- Your objective: In the material below, list every line carrying the string "this".

◆ ◆ ◆ ◆ ◆

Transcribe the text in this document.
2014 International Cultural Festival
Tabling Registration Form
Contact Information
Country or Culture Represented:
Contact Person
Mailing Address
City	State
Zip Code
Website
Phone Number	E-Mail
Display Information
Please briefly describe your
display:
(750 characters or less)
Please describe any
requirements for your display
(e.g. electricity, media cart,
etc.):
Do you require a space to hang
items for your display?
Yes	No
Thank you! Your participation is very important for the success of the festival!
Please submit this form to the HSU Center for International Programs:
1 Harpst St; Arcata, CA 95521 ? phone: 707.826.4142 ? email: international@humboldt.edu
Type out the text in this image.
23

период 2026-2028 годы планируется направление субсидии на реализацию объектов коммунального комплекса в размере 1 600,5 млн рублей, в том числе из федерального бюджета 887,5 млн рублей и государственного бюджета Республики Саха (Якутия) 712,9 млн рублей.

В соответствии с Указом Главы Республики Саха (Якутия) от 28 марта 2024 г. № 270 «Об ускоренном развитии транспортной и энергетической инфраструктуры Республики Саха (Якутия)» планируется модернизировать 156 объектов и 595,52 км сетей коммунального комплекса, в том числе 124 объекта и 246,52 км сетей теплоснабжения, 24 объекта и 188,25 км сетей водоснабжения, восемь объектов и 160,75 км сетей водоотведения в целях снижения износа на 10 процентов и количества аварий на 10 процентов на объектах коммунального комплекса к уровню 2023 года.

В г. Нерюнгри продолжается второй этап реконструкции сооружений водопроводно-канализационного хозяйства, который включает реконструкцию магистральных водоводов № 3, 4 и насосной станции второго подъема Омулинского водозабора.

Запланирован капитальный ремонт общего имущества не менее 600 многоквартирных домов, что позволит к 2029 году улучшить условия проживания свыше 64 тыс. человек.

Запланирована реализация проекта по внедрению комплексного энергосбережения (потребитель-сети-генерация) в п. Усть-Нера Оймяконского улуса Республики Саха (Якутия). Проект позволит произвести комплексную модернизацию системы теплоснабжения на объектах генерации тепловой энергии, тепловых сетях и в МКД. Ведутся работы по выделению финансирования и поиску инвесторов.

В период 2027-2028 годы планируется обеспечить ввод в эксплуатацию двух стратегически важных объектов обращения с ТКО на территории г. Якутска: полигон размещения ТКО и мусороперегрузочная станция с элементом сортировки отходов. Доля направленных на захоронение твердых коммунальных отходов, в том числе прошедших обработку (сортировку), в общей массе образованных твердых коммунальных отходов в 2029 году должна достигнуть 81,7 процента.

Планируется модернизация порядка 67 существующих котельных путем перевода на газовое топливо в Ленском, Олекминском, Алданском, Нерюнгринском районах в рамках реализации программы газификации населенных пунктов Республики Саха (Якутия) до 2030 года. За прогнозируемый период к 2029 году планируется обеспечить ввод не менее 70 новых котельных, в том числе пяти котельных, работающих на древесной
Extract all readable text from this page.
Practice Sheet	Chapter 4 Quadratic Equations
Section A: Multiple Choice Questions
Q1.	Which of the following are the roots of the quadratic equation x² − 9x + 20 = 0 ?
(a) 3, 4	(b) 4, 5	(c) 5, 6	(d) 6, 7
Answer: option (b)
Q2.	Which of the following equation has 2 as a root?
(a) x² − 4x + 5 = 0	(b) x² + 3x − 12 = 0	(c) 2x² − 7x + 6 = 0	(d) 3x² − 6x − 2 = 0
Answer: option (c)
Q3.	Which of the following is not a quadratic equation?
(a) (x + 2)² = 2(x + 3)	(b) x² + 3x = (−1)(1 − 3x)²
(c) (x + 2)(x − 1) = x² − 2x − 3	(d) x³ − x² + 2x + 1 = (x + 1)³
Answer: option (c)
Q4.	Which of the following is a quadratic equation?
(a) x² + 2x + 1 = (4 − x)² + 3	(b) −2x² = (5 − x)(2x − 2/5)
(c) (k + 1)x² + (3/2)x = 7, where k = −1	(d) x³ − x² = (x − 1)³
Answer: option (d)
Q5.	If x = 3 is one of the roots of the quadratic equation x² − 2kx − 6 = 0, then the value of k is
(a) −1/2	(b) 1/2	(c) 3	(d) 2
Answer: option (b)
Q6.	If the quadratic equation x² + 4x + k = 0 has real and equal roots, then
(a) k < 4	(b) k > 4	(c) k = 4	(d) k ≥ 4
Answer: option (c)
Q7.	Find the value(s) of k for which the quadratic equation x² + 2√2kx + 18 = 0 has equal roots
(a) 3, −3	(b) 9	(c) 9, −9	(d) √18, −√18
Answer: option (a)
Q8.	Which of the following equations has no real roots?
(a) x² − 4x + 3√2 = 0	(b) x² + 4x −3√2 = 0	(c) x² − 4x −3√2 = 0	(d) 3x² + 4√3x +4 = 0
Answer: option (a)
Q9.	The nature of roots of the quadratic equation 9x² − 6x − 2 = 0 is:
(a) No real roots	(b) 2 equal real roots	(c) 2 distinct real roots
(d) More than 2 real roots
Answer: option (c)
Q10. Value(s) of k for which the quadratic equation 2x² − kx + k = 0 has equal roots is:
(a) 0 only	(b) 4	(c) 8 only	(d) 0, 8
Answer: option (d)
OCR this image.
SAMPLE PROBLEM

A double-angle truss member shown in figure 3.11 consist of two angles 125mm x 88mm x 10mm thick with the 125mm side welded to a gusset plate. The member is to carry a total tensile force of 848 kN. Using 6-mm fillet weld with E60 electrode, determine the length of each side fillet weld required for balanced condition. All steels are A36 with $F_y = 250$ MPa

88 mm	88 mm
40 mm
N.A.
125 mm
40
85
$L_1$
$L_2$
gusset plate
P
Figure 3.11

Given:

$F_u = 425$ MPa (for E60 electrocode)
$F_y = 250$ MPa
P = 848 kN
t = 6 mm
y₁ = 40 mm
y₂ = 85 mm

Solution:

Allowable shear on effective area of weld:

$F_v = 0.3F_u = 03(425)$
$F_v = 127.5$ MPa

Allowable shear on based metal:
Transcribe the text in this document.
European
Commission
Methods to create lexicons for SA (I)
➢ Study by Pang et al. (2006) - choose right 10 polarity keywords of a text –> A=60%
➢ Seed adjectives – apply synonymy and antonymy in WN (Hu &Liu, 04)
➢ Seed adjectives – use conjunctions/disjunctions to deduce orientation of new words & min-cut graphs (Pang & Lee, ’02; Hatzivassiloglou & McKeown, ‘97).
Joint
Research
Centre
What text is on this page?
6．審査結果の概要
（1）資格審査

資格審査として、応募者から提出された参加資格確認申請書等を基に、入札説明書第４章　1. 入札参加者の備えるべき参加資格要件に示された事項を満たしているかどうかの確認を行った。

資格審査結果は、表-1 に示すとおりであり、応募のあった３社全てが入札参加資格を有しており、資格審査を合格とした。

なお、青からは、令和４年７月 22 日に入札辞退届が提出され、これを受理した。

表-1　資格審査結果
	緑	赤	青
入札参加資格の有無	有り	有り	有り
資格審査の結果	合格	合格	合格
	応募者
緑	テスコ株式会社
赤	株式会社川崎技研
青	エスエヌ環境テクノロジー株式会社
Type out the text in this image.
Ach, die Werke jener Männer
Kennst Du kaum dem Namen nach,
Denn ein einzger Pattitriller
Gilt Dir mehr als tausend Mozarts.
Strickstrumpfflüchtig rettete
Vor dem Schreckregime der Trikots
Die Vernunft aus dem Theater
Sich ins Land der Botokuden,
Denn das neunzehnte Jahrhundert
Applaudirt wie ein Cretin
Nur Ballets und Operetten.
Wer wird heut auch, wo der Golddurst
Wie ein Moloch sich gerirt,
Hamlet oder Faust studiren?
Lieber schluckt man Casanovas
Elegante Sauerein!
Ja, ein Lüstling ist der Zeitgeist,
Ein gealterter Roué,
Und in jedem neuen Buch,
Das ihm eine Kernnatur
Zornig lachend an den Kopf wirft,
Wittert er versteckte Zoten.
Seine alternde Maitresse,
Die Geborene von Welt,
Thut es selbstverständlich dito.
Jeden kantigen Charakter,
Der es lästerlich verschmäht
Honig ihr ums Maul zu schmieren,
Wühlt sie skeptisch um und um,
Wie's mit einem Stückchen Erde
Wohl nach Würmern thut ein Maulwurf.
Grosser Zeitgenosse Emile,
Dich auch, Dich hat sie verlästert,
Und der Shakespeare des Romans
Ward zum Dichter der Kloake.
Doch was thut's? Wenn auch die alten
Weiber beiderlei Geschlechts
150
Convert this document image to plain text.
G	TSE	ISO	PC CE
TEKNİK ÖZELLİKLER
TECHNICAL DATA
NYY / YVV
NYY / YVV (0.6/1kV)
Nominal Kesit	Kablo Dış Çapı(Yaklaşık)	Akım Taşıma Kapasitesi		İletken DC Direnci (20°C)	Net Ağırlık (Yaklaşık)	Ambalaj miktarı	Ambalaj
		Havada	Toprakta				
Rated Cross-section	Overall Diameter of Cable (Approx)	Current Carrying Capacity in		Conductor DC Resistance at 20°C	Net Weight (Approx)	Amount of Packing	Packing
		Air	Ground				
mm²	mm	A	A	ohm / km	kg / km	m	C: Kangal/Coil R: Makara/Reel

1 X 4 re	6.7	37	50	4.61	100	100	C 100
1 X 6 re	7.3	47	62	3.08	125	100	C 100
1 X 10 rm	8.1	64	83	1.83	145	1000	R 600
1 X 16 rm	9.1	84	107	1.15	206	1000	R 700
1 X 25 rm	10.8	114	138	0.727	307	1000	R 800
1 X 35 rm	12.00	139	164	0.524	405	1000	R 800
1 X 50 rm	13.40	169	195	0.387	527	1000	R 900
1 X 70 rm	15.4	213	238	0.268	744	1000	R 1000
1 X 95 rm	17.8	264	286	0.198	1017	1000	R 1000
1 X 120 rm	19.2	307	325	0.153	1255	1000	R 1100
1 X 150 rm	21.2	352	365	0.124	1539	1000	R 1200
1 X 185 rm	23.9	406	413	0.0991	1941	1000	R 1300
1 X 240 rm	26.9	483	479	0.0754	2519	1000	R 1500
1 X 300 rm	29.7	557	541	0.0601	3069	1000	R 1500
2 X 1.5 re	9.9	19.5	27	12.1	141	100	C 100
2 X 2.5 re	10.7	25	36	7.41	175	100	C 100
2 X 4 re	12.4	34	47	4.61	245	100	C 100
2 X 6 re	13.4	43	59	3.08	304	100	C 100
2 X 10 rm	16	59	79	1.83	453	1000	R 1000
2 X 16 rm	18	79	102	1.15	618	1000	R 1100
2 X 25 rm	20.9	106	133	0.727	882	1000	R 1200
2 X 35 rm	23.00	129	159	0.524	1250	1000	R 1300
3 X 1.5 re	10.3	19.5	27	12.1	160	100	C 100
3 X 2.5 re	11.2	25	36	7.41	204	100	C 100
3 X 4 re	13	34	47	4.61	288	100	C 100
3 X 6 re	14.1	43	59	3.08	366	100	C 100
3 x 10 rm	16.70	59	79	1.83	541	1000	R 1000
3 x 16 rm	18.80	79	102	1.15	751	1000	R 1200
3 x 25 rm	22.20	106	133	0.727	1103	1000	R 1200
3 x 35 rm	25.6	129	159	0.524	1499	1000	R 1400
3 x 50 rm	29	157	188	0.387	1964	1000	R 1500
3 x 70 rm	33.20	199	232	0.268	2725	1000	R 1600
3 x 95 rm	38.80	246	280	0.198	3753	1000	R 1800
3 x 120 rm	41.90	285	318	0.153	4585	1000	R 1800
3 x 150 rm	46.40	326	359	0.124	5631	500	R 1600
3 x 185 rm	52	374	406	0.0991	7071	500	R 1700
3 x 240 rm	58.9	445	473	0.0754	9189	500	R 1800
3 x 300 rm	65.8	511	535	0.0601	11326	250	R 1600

◆ ◆ ◆ ◆ ◆

- Result:
Transcribe the text in this document.
Please submit this form to the HSU Center for International Programs:
Type out the text in this image.
Extract all readable text from this page.
OCR this image.
Transcribe the text in this document.
What text is on this page?
Type out the text in this image.
Convert this document image to plain text.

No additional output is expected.